Data extracted from a collection:
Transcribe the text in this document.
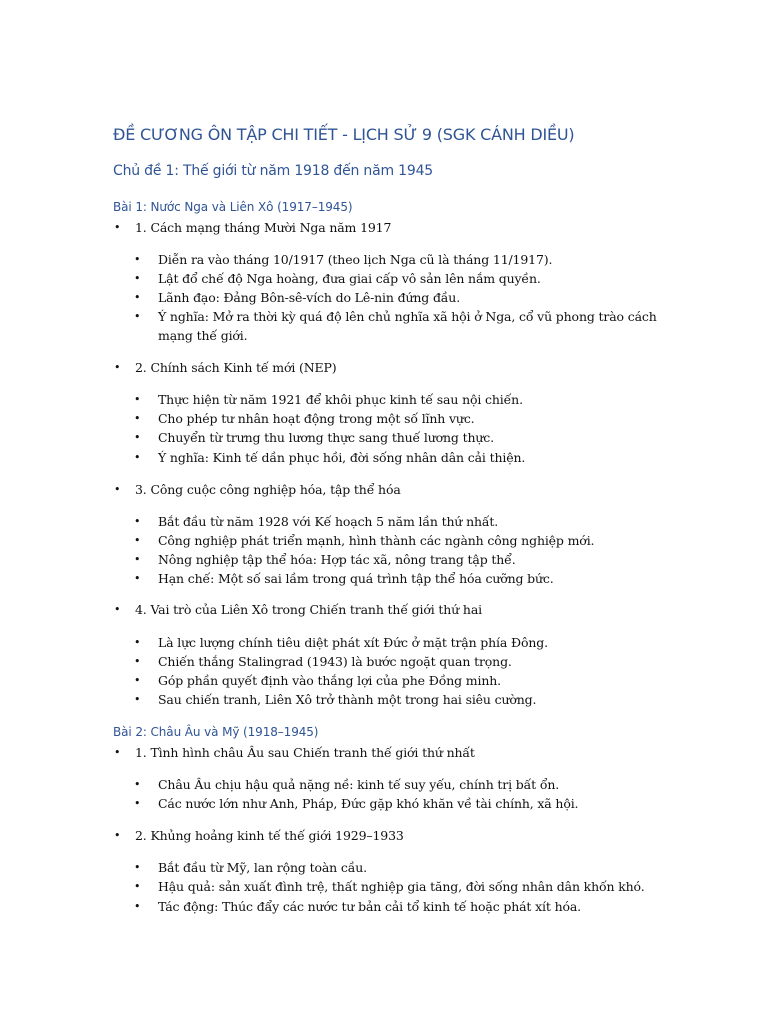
ĐỀ CƯƠNG ÔN TẬP CHI TIẾT - LỊCH SỬ 9 (SGK CÁNH DIỀU)
Chủ đề 1: Thế giới từ năm 1918 đến năm 1945
Bài 1: Nước Nga và Liên Xô (1917–1945)
• 1. Cách mạng tháng Mười Nga năm 1917
• Diễn ra vào tháng 10/1917 (theo lịch Nga cũ là tháng 11/1917).
• Lật đổ chế độ Nga hoàng, đưa giai cấp vô sản lên nắm quyền.
• Lãnh đạo: Đảng Bôn-sê-vích do Lê-nin đứng đầu.
• Ý nghĩa: Mở ra thời kỳ quá độ lên chủ nghĩa xã hội ở Nga, cổ vũ phong trào cách
mạng thế giới.
• 2. Chính sách Kinh tế mới (NEP)
• Thực hiện từ năm 1921 để khôi phục kinh tế sau nội chiến.
• Cho phép tư nhân hoạt động trong một số lĩnh vực.
• Chuyển từ trưng thu lương thực sang thuế lương thực.
• Ý nghĩa: Kinh tế dần phục hồi, đời sống nhân dân cải thiện.
• 3. Công cuộc công nghiệp hóa, tập thể hóa
• Bắt đầu từ năm 1928 với Kế hoạch 5 năm lần thứ nhất.
• Công nghiệp phát triển mạnh, hình thành các ngành công nghiệp mới.
• Nông nghiệp tập thể hóa: Hợp tác xã, nông trang tập thể.
• Hạn chế: Một số sai lầm trong quá trình tập thể hóa cưỡng bức.
• 4. Vai trò của Liên Xô trong Chiến tranh thế giới thứ hai
• Là lực lượng chính tiêu diệt phát xít Đức ở mặt trận phía Đông.
• Chiến thắng Stalingrad (1943) là bước ngoặt quan trọng.
• Góp phần quyết định vào thắng lợi của phe Đồng minh.
• Sau chiến tranh, Liên Xô trở thành một trong hai siêu cường.
Bài 2: Châu Âu và Mỹ (1918–1945)
• 1. Tình hình châu Âu sau Chiến tranh thế giới thứ nhất
• Châu Âu chịu hậu quả nặng nề: kinh tế suy yếu, chính trị bất ổn.
• Các nước lớn như Anh, Pháp, Đức gặp khó khăn về tài chính, xã hội.
• 2. Khủng hoảng kinh tế thế giới 1929–1933
• Bắt đầu từ Mỹ, lan rộng toàn cầu.
• Hậu quả: sản xuất đình trệ, thất nghiệp gia tăng, đời sống nhân dân khốn khó.
• Tác động: Thúc đẩy các nước tư bản cải tổ kinh tế hoặc phát xít hóa.
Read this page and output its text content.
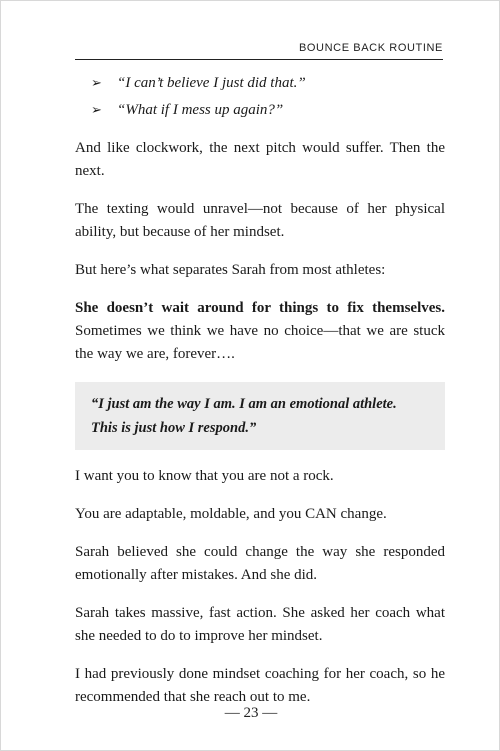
BOUNCE BACK ROUTINE
➢	“I can’t believe I just did that.”
➢	“What if I mess up again?”

And like clockwork, the next pitch would suffer. Then the next.

The texting would unravel—not because of her physical ability, but because of her mindset.

But here’s what separates Sarah from most athletes:

She doesn’t wait around for things to fix themselves. Sometimes we think we have no choice—that we are stuck the way we are, forever….

“I just am the way I am. I am an emotional athlete.
This is just how I respond.”

I want you to know that you are not a rock.

You are adaptable, moldable, and you CAN change.

Sarah believed she could change the way she responded emotionally after mistakes. And she did.

Sarah takes massive, fast action. She asked her coach what she needed to do to improve her mindset.

I had previously done mindset coaching for her coach, so he recommended that she reach out to me.

— 23 —
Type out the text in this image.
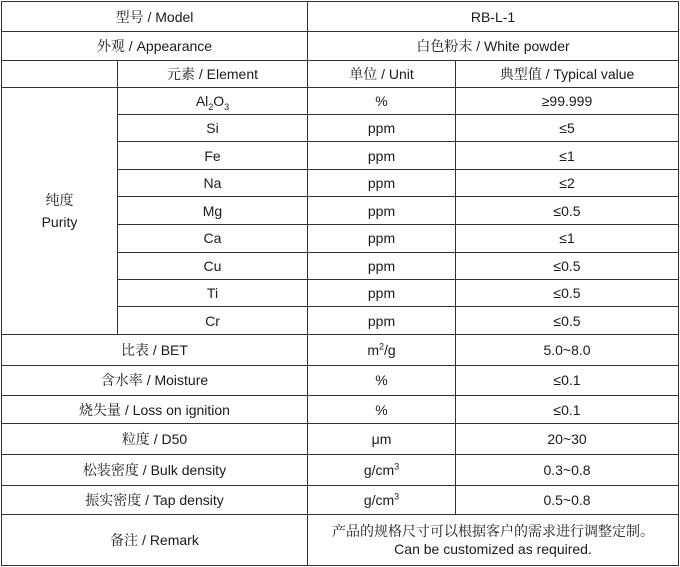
型号 / Model		RB-L-1	
外观 / Appearance		白色粉末 / White powder	
	元素 / Element	单位 / Unit	典型值 / Typical value

纯度
Purity	$Al_2O_3$	%	≥99.999
	Si	ppm	≤5
	Fe	ppm	≤1
	Na	ppm	≤2
	Mg	ppm	≤0.5
	Ca	ppm	≤1
	Cu	ppm	≤0.5
	Ti	ppm	≤0.5
	Cr	ppm	≤0.5
比表 / BET		$m^2/g$	5.0~8.0
含水率 / Moisture		%	≤0.1
烧失量 / Loss on ignition		%	≤0.1
粒度 / D50		μm	20~30
松装密度 / Bulk density		$g/cm^3$	0.3~0.8
振实密度 / Tap density		$g/cm^3$	0.5~0.8
备注 / Remark		产品的规格尺寸可以根据客户的需求进行调整定制。
Can be customized as required.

◆ PROBLEM: Starting at the line that holds "Type out the text in this image.", copy each line exactly through the end of the listing, both ends included. Leave the pictures out.

◆ FULL ANSWER:
Type out the text in this image.
型号 / Model		RB-L-1	
外观 / Appearance		白色粉末 / White powder	
	元素 / Element	单位 / Unit	典型值 / Typical value

纯度
Purity	$Al_2O_3$	%	≥99.999
	Si	ppm	≤5
	Fe	ppm	≤1
	Na	ppm	≤2
	Mg	ppm	≤0.5
	Ca	ppm	≤1
	Cu	ppm	≤0.5
	Ti	ppm	≤0.5
	Cr	ppm	≤0.5
比表 / BET		$m^2/g$	5.0~8.0
含水率 / Moisture		%	≤0.1
烧失量 / Loss on ignition		%	≤0.1
粒度 / D50		μm	20~30
松装密度 / Bulk density		$g/cm^3$	0.3~0.8
振实密度 / Tap density		$g/cm^3$	0.5~0.8
备注 / Remark		产品的规格尺寸可以根据客户的需求进行调整定制。
Can be customized as required.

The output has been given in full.